**To do:**
The listing below should be copied in full, word for word.

__________

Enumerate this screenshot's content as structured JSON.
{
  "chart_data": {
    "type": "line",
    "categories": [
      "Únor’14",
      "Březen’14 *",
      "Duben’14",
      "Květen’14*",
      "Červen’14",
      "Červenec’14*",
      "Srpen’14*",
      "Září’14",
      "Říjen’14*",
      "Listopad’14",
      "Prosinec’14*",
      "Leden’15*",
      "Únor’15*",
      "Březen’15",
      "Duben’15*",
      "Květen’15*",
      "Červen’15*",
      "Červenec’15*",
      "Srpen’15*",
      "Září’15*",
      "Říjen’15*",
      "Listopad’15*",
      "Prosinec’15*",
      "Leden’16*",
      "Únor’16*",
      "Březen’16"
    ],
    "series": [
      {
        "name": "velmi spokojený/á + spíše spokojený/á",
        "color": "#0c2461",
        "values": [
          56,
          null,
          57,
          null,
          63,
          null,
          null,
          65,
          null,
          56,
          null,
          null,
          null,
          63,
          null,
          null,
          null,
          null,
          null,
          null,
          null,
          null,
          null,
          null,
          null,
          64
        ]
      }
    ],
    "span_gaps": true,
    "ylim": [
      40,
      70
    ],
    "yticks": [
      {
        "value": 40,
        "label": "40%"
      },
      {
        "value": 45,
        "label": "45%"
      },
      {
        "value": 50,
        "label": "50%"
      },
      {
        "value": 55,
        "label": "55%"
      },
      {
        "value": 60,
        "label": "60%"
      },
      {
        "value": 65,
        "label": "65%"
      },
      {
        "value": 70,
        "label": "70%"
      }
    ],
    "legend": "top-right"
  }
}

__________

**Solution to this task:**
Enumerate this screenshot's content as structured JSON.
{
  "chart_data": {
    "type": "line",
    "categories": [
      "Únor’14",
      "Březen’14 *",
      "Duben’14",
      "Květen’14*",
      "Červen’14",
      "Červenec’14*",
      "Srpen’14*",
      "Září’14",
      "Říjen’14*",
      "Listopad’14",
      "Prosinec’14*",
      "Leden’15*",
      "Únor’15*",
      "Březen’15",
      "Duben’15*",
      "Květen’15*",
      "Červen’15*",
      "Červenec’15*",
      "Srpen’15*",
      "Září’15*",
      "Říjen’15*",
      "Listopad’15*",
      "Prosinec’15*",
      "Leden’16*",
      "Únor’16*",
      "Březen’16"
    ],
    "series": [
      {
        "name": "velmi spokojený/á + spíše spokojený/á",
        "color": "#0c2461",
        "values": [
          56,
          null,
          57,
          null,
          63,
          null,
          null,
          65,
          null,
          56,
          null,
          null,
          null,
          63,
          null,
          null,
          null,
          null,
          null,
          null,
          null,
          null,
          null,
          null,
          null,
          64
        ]
      }
    ],
    "span_gaps": true,
    "ylim": [
      40,
      70
    ],
    "yticks": [
      {
        "value": 40,
        "label": "40%"
      },
      {
        "value": 45,
        "label": "45%"
      },
      {
        "value": 50,
        "label": "50%"
      },
      {
        "value": 55,
        "label": "55%"
      },
      {
        "value": 60,
        "label": "60%"
      },
      {
        "value": 65,
        "label": "65%"
      },
      {
        "value": 70,
        "label": "70%"
      }
    ],
    "legend": "top-right"
  }
}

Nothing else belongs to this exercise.